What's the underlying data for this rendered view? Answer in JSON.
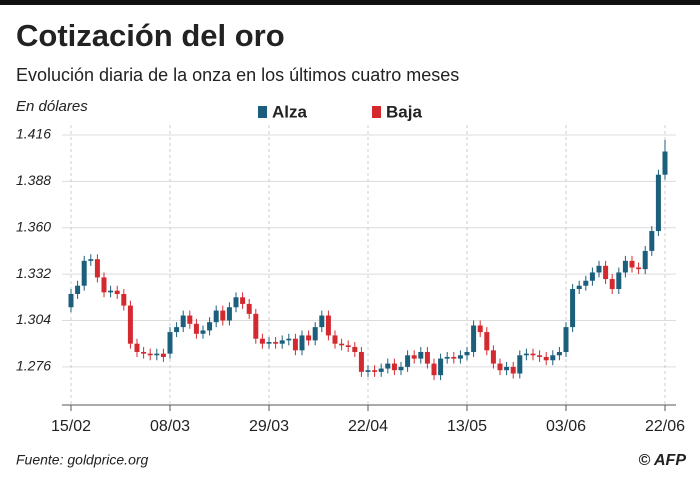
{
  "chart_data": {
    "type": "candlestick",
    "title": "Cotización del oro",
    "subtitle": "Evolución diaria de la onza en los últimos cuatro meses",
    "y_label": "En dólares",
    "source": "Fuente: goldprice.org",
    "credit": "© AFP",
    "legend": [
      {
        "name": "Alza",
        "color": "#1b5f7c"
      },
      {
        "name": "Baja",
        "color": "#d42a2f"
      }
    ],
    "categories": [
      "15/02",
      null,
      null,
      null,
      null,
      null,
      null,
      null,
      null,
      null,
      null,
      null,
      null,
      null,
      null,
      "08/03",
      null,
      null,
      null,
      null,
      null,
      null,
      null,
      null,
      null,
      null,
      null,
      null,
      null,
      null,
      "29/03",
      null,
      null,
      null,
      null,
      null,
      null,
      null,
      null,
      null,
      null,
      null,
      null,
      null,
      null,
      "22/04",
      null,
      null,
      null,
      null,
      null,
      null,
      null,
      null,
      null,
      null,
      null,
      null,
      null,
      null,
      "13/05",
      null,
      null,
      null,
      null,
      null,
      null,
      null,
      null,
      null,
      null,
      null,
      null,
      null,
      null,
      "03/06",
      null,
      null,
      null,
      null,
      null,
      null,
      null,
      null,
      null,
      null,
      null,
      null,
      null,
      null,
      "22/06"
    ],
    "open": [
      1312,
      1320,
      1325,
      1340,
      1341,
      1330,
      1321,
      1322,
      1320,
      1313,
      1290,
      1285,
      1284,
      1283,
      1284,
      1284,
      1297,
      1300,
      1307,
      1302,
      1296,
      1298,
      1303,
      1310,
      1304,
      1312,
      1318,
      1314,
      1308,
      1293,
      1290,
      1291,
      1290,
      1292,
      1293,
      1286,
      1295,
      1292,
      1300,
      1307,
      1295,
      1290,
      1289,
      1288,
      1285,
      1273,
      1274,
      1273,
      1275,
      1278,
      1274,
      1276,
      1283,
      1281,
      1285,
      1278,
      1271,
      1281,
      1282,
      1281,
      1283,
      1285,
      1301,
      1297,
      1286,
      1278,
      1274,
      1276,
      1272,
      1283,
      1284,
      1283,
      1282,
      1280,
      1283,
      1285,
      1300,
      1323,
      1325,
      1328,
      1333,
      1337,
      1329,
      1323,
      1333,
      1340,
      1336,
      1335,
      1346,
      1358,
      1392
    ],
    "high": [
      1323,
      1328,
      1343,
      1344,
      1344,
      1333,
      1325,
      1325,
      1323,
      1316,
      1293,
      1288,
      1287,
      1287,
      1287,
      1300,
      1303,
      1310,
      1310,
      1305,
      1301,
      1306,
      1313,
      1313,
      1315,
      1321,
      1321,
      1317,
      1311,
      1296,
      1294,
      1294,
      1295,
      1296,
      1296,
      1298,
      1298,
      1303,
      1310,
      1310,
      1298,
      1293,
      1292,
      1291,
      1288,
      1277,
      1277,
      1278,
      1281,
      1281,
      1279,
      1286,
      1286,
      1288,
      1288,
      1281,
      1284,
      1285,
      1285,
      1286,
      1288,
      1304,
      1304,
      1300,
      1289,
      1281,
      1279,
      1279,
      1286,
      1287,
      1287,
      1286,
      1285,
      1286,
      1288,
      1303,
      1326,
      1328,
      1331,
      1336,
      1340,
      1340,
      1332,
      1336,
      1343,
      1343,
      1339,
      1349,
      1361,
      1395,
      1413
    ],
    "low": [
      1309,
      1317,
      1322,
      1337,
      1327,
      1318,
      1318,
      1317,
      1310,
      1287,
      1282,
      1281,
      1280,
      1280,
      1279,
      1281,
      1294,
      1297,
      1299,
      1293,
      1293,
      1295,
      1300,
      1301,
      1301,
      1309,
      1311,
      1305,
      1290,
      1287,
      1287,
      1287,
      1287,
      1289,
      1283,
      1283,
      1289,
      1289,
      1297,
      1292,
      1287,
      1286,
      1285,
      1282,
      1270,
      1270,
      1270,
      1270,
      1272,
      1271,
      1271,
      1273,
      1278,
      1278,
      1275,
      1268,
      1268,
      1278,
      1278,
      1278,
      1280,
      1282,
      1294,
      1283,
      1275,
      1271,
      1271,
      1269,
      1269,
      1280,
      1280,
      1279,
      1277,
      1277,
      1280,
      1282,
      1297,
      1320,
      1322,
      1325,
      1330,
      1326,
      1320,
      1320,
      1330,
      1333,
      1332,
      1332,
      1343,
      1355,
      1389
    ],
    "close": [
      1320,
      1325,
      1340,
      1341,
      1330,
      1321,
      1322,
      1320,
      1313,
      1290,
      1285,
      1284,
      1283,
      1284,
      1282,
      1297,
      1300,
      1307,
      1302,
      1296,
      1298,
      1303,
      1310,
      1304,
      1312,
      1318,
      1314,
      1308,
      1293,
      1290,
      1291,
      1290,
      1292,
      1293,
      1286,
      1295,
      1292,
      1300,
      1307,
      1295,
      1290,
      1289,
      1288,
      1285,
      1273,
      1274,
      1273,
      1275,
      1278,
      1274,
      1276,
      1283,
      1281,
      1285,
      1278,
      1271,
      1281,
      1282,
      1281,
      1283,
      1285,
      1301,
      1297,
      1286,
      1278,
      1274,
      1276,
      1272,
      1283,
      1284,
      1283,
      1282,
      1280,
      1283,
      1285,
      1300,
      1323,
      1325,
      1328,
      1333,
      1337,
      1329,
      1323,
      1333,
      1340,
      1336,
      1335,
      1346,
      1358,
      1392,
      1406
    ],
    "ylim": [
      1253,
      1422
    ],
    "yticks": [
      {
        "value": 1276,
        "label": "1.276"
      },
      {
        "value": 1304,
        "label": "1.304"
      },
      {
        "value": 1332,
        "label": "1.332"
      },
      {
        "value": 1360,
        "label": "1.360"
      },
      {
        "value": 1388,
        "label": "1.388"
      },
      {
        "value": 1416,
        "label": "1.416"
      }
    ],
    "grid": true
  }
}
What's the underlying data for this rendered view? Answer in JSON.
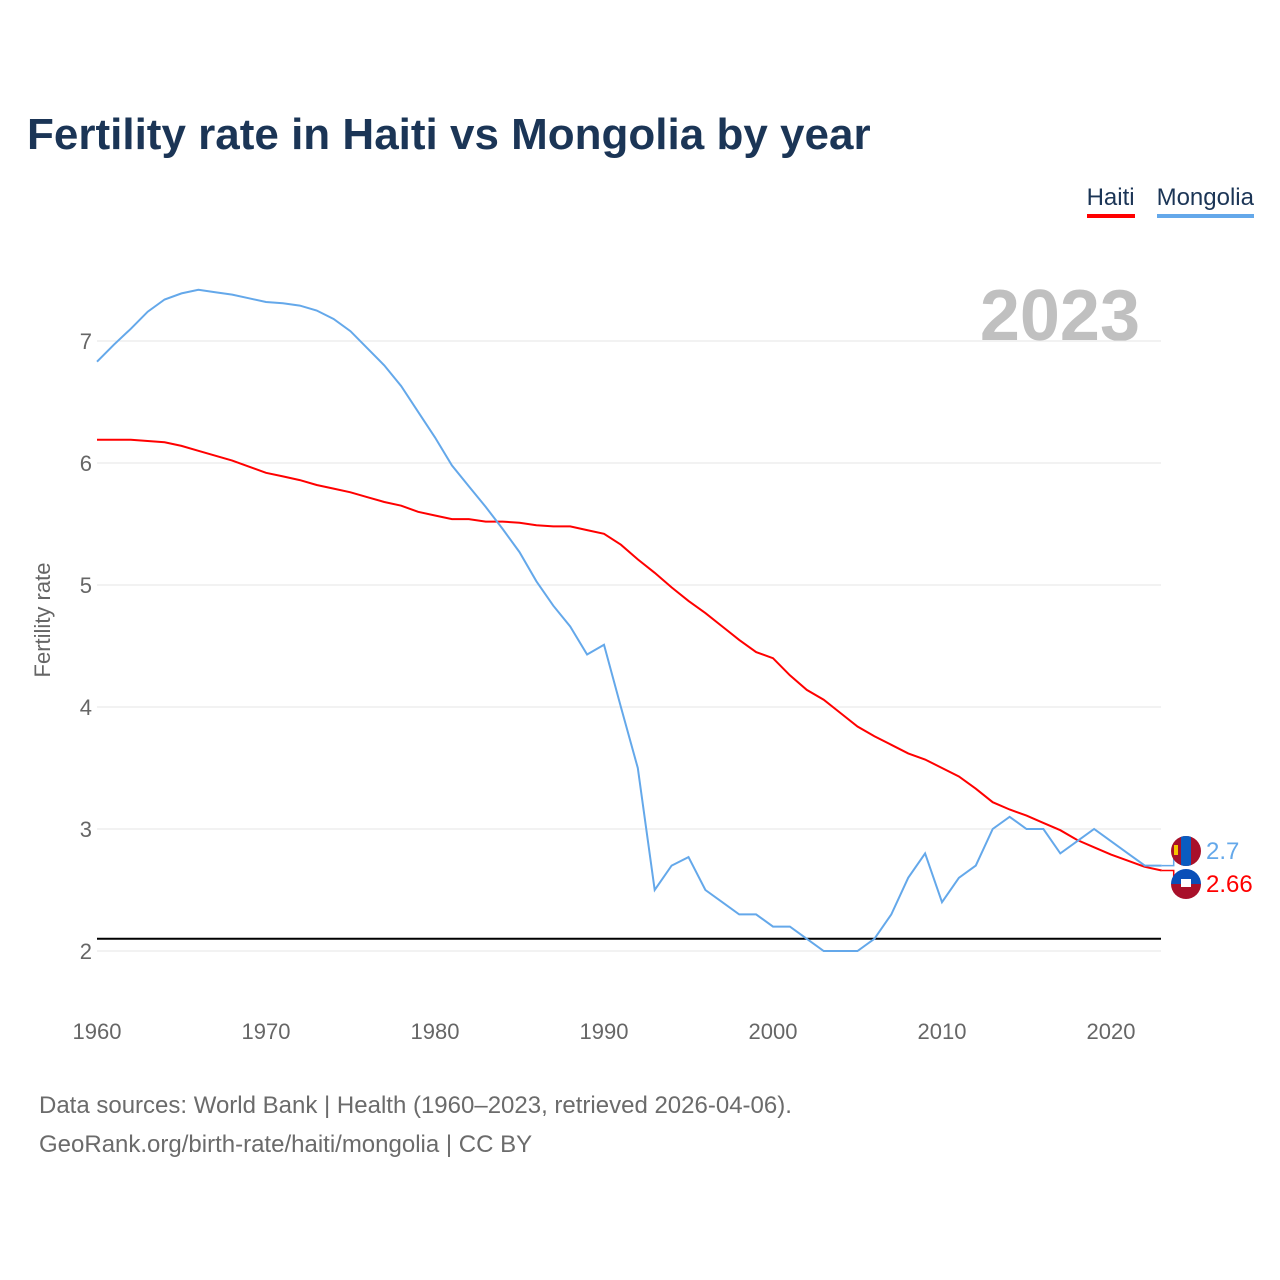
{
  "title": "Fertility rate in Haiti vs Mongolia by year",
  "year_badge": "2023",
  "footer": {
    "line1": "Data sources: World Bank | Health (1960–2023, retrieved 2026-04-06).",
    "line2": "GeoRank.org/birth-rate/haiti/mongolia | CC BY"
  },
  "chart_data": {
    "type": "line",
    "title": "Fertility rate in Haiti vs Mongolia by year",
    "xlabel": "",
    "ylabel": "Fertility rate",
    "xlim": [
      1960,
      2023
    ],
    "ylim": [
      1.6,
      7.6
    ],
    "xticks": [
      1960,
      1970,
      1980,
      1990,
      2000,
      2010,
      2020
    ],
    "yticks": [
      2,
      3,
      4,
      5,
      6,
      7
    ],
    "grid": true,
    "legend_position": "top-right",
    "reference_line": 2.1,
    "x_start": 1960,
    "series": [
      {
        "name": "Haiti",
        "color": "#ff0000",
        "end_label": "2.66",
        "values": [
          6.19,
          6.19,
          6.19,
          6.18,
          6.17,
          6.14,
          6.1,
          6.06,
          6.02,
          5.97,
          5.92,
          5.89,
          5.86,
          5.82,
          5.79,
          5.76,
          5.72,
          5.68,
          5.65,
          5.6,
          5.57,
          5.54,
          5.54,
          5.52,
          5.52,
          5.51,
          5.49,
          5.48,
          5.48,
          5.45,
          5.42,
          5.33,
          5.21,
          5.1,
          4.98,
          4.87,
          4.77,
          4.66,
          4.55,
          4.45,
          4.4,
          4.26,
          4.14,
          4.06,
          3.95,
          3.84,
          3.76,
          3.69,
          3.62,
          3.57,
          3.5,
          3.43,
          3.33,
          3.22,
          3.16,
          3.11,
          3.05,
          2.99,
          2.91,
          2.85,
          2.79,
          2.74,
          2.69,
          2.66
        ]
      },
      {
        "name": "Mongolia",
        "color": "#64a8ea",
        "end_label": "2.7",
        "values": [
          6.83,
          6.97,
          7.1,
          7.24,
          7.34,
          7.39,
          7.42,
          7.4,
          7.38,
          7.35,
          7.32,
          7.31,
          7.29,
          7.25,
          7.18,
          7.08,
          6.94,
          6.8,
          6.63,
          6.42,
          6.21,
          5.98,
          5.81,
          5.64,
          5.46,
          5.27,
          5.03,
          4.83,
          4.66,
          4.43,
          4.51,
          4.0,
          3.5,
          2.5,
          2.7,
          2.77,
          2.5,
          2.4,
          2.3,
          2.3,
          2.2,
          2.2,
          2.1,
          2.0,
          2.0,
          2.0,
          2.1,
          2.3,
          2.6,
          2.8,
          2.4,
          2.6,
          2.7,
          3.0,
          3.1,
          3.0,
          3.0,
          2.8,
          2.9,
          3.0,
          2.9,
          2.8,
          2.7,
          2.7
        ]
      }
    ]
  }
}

==================================================

## INSTRUCTIONS TO FOLLOW
Go through the material line by line. Show each line that contains the string "name".

## ANSWER TO THE EXERCISE
        "name": "Alza",
        "name": "Baja",
        "name": "Haiti",
        "name": "Mongolia",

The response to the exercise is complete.